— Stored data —
+ + + +
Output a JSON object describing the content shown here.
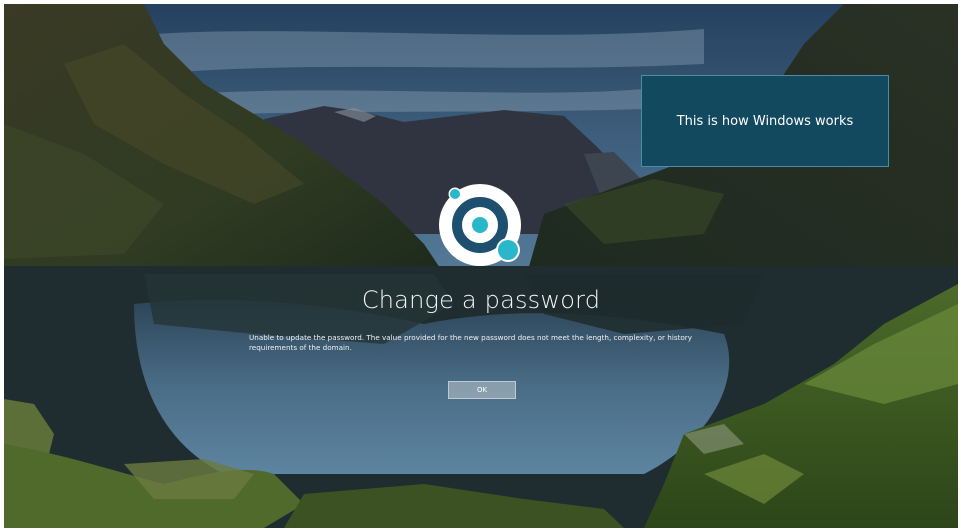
{
  "callout": {
    "text": "This is how Windows works"
  },
  "dialog": {
    "title": "Change a password",
    "message": "Unable to update the password. The value provided for the new password does not meet the length, complexity, or history requirements of the domain.",
    "ok_label": "OK"
  },
  "logo": {
    "icon": "target-orbit-logo-icon",
    "colors": {
      "circle_bg": "#ffffff",
      "ring": "#1d4f6e",
      "accent": "#2ab7c9"
    }
  },
  "colors": {
    "callout_bg": "#13495e",
    "button_bg": "#9aa6ad"
  }
}
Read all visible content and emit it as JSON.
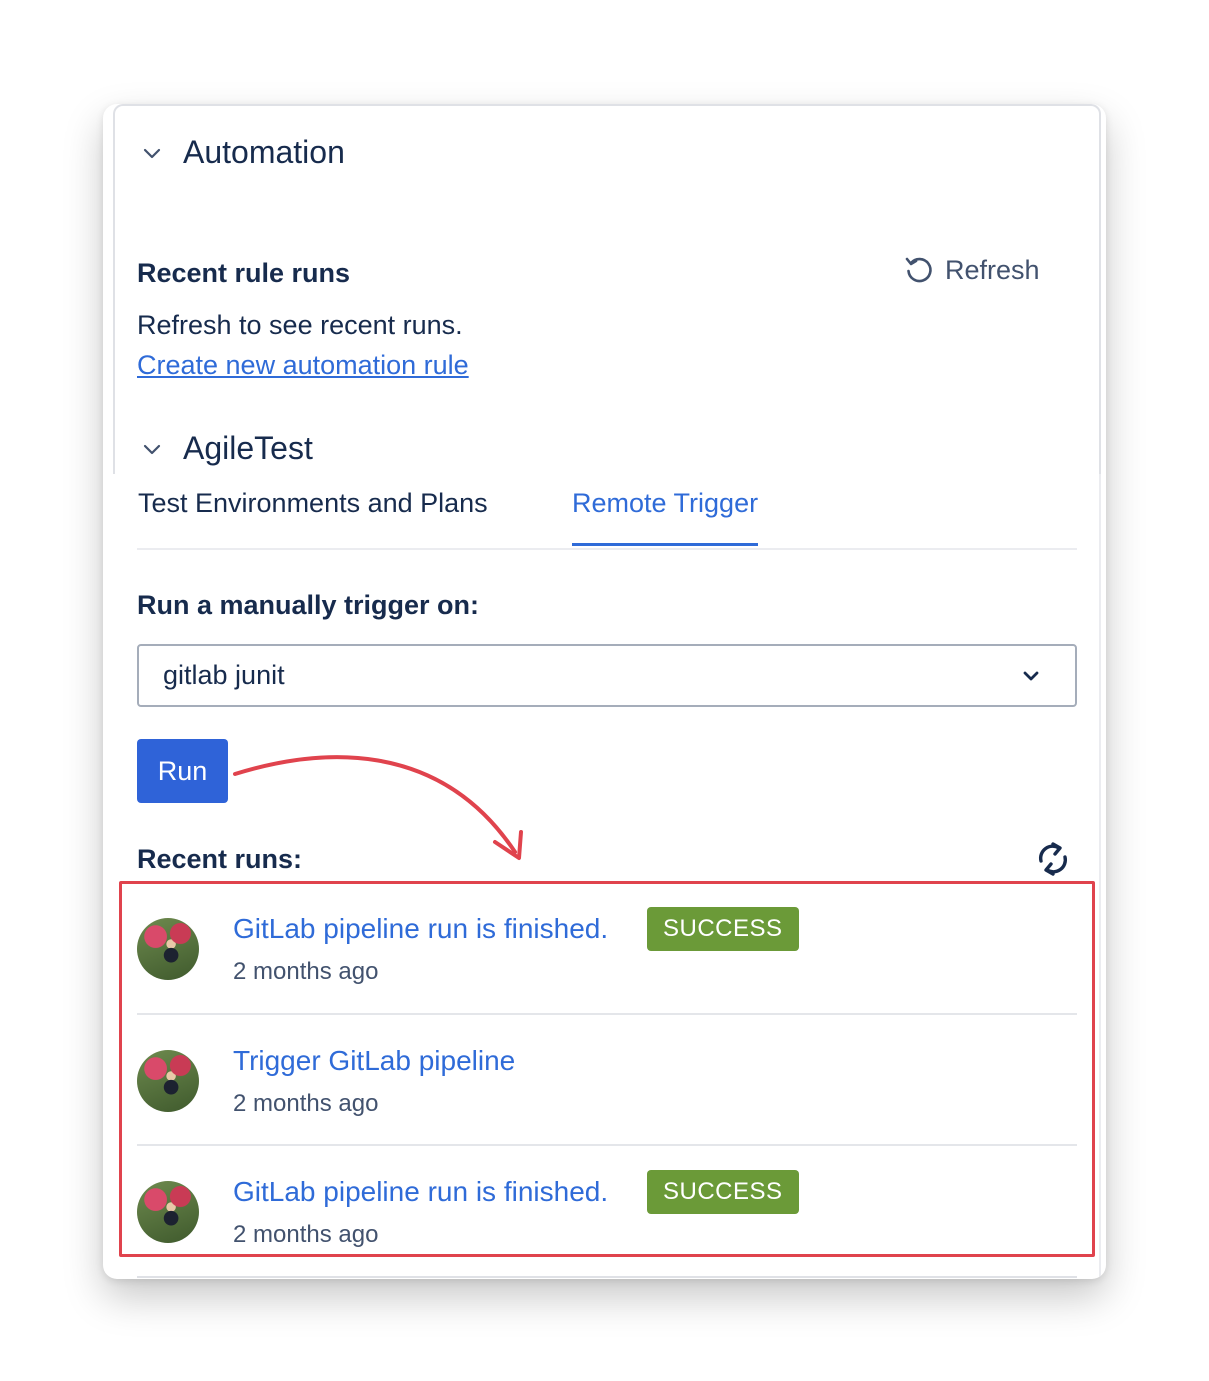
{
  "automation": {
    "title": "Automation",
    "recent_rule_runs_label": "Recent rule runs",
    "refresh_label": "Refresh",
    "empty_text": "Refresh to see recent runs.",
    "create_link": "Create new automation rule"
  },
  "agiletest": {
    "title": "AgileTest",
    "tabs": [
      {
        "label": "Test Environments and Plans",
        "active": false
      },
      {
        "label": "Remote Trigger",
        "active": true
      }
    ],
    "trigger_label": "Run a manually trigger on:",
    "select_value": "gitlab junit",
    "run_label": "Run",
    "recent_runs_label": "Recent runs:",
    "runs": [
      {
        "title": "GitLab pipeline run is finished.",
        "status": "SUCCESS",
        "time": "2 months ago"
      },
      {
        "title": "Trigger GitLab pipeline",
        "status": "",
        "time": "2 months ago"
      },
      {
        "title": "GitLab pipeline run is finished.",
        "status": "SUCCESS",
        "time": "2 months ago"
      }
    ]
  },
  "colors": {
    "accent": "#2f6bd8",
    "success": "#6b9a38",
    "highlight": "#e0434d"
  }
}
+ + + +
— What is expected —
Find each line holding the word "runs" and copy it.

— Finished exercise —
    "recent_rule_runs_label": "Recent rule runs",
    "empty_text": "Refresh to see recent runs.",
    "recent_runs_label": "Recent runs:",
    "runs": [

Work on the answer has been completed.